▸ **Work to complete**:
Search the material for the word "JSON" and report each line where it turns up.
—————
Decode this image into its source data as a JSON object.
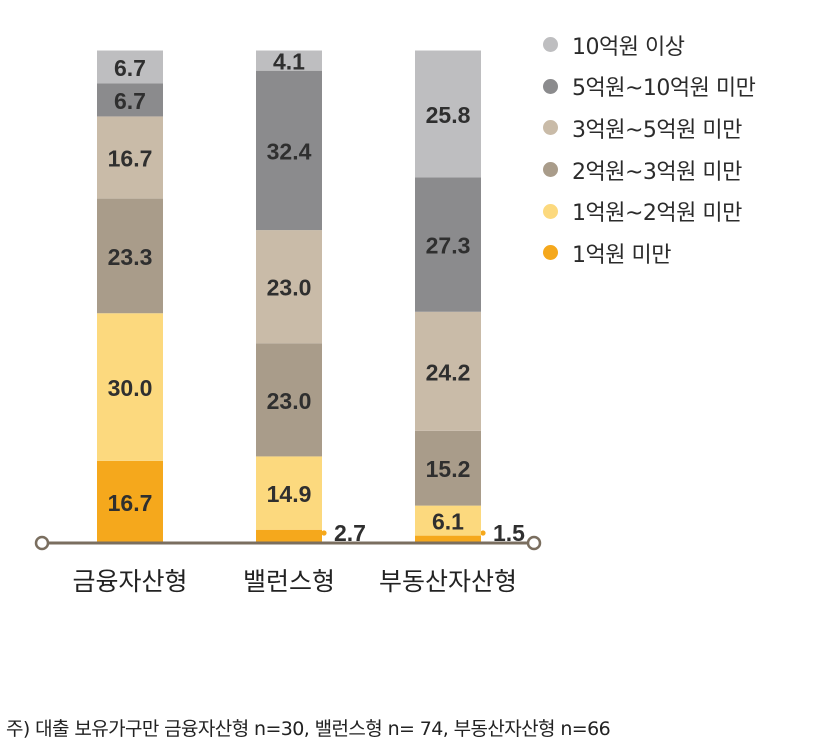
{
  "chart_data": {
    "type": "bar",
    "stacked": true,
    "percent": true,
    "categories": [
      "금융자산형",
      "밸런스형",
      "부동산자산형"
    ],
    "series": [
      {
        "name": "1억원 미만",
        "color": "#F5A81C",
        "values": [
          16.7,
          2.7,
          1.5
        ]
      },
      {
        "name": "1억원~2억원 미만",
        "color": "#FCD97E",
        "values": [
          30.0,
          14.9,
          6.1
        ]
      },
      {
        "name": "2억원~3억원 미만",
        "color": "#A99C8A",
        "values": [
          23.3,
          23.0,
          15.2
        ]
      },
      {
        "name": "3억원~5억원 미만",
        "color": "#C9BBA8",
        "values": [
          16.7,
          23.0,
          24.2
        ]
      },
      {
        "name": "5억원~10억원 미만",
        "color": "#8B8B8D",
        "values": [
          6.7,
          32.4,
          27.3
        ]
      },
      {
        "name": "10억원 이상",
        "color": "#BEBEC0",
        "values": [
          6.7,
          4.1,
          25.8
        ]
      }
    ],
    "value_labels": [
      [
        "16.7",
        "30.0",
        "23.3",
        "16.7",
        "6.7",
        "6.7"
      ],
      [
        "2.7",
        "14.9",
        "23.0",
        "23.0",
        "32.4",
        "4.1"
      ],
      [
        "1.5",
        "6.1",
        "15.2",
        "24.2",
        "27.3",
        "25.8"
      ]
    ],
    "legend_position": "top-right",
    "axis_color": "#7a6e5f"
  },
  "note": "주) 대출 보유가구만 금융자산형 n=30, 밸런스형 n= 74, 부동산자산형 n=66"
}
—————
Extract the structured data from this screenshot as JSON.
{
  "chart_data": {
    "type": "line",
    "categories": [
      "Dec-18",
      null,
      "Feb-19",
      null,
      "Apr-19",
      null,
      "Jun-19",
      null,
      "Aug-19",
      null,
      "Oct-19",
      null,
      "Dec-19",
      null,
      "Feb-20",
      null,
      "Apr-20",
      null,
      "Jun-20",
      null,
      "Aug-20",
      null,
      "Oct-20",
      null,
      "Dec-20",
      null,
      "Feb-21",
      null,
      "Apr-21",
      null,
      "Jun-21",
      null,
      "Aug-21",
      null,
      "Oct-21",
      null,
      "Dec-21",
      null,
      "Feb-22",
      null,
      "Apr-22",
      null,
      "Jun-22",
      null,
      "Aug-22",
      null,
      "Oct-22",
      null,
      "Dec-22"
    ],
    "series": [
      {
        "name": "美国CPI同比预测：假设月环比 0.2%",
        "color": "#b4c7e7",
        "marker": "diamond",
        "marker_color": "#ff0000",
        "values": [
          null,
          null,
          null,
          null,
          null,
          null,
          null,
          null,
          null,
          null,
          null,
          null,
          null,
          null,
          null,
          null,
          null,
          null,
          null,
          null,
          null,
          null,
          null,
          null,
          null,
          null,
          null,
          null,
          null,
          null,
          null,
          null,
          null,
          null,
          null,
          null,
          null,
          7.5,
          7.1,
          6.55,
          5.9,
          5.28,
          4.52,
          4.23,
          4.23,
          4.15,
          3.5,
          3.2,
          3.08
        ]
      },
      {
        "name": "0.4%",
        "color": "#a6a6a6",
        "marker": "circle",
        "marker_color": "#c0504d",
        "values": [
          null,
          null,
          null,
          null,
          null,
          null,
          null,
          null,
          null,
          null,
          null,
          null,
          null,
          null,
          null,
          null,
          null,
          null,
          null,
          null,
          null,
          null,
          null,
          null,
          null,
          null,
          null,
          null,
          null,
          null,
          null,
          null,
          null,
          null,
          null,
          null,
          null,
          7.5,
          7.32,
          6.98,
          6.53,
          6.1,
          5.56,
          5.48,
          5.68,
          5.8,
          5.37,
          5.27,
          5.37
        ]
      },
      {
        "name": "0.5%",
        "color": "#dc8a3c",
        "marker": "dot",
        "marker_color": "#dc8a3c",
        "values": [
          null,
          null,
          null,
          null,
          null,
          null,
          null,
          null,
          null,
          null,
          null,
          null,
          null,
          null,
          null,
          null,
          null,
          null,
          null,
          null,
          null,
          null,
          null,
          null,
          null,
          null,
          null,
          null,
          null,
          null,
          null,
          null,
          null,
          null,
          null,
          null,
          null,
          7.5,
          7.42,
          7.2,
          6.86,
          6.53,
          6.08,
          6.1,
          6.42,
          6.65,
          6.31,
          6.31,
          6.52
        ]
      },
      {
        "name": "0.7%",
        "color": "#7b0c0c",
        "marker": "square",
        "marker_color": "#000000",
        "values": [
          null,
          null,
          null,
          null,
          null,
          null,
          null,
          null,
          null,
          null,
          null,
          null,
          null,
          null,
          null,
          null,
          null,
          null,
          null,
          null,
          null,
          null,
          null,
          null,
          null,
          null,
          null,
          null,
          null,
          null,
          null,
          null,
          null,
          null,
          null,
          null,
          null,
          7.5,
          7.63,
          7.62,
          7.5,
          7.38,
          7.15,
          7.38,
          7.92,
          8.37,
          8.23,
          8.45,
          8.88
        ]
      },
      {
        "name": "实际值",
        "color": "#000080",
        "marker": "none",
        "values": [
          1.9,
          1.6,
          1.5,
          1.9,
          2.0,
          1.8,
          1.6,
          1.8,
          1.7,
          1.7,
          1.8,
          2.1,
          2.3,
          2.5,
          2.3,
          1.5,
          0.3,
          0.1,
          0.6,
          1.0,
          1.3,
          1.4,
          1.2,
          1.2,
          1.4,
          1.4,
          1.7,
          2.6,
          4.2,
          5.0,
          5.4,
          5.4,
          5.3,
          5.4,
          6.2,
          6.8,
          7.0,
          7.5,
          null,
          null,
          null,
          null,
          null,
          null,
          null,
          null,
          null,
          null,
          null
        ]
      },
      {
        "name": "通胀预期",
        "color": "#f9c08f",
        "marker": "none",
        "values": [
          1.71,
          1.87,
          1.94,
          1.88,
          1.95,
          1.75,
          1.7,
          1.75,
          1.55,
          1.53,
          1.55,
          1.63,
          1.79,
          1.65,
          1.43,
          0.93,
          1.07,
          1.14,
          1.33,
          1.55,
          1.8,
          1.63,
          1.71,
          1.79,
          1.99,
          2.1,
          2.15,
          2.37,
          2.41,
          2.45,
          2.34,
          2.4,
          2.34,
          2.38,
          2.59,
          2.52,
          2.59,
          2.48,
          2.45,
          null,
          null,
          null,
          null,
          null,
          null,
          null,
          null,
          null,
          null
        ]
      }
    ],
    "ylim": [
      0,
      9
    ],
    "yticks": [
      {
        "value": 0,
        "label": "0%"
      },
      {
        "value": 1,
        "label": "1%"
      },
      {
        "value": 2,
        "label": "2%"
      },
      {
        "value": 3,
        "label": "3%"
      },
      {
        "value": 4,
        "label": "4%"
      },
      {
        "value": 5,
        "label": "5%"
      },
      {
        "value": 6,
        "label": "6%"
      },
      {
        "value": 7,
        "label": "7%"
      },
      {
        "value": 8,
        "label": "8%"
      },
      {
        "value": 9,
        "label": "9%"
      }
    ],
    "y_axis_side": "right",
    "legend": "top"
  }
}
—————
▸ **Exercise solution**:
Decode this image into its source data as a JSON object.
Extract the structured data from this screenshot as JSON.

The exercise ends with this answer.